Identify and copy all lines of the material where the string "this" is found.

Recorded data:
— start —
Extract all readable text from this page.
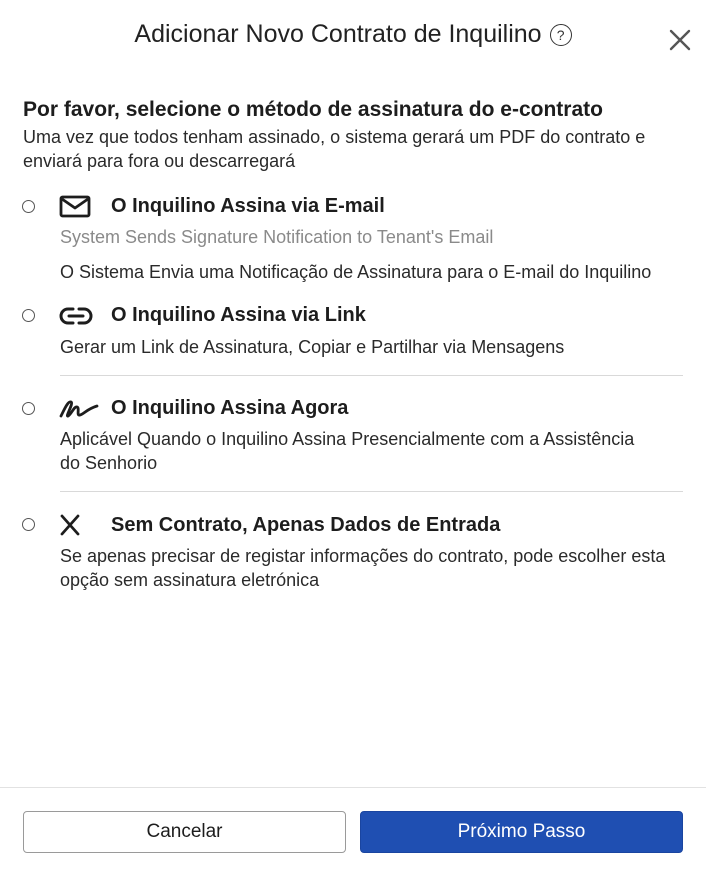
Adicionar Novo Contrato de Inquilino	?
Por favor, selecione o método de assinatura do e-contrato
Uma vez que todos tenham assinado, o sistema gerará um PDF do contrato e enviará para fora ou descarregará
O Inquilino Assina via E-mail
System Sends Signature Notification to Tenant's Email
O Sistema Envia uma Notificação de Assinatura para o E-mail do Inquilino
O Inquilino Assina via Link
Gerar um Link de Assinatura, Copiar e Partilhar via Mensagens
O Inquilino Assina Agora
Aplicável Quando o Inquilino Assina Presencialmente com a Assistência do Senhorio
Sem Contrato, Apenas Dados de Entrada
Se apenas precisar de registar informações do contrato, pode escolher esta opção sem assinatura eletrónica
Cancelar	Próximo Passo
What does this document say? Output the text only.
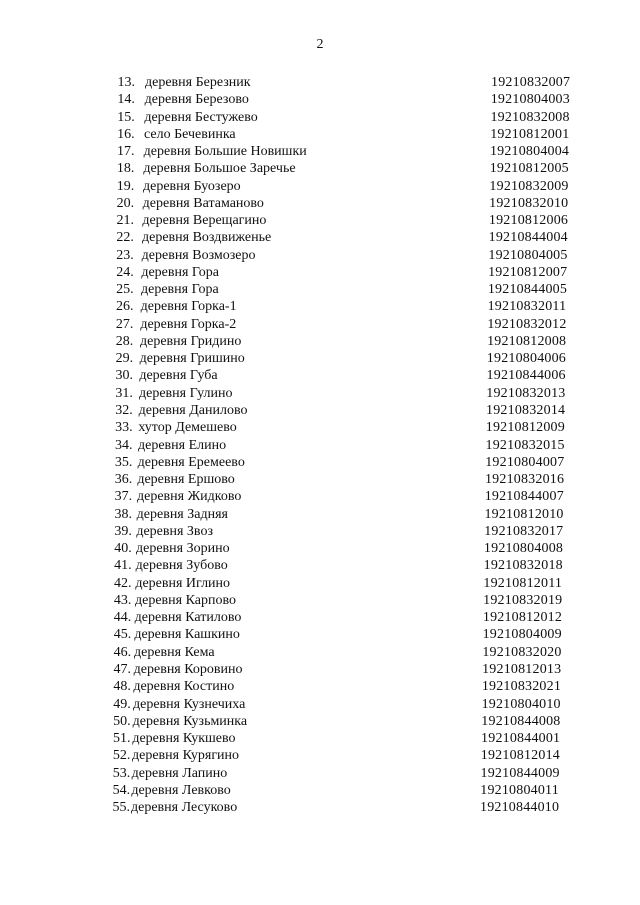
2
13. деревня Березник	19210832007
14. деревня Березово	19210804003
15. деревня Бестужево	19210832008
16. село Бечевинка	19210812001
17. деревня Большие Новишки	19210804004
18. деревня Большое Заречье	19210812005
19. деревня Буозеро	19210832009
20. деревня Ватаманово	19210832010
21. деревня Верещагино	19210812006
22. деревня Воздвиженье	19210844004
23. деревня Возмозеро	19210804005
24. деревня Гора	19210812007
25. деревня Гора	19210844005
26. деревня Горка-1	19210832011
27. деревня Горка-2	19210832012
28. деревня Гридино	19210812008
29. деревня Гришино	19210804006
30. деревня Губа	19210844006
31. деревня Гулино	19210832013
32. деревня Данилово	19210832014
33. хутор Демешево	19210812009
34. деревня Елино	19210832015
35. деревня Еремеево	19210804007
36. деревня Ершово	19210832016
37. деревня Жидково	19210844007
38. деревня Задняя	19210812010
39. деревня Звоз	19210832017
40. деревня Зорино	19210804008
41. деревня Зубово	19210832018
42. деревня Иглино	19210812011
43. деревня Карпово	19210832019
44. деревня Катилово	19210812012
45. деревня Кашкино	19210804009
46. деревня Кема	19210832020
47. деревня Коровино	19210812013
48. деревня Костино	19210832021
49. деревня Кузнечиха	19210804010
50. деревня Кузьминка	19210844008
51. деревня Кукшево	19210844001
52. деревня Курягино	19210812014
53. деревня Лапино	19210844009
54. деревня Левково	19210804011
55. деревня Лесуково	19210844010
— end —
| OUTPUT OF THE TASK |
Extract all readable text from this page.
What does this document say? Output the text only.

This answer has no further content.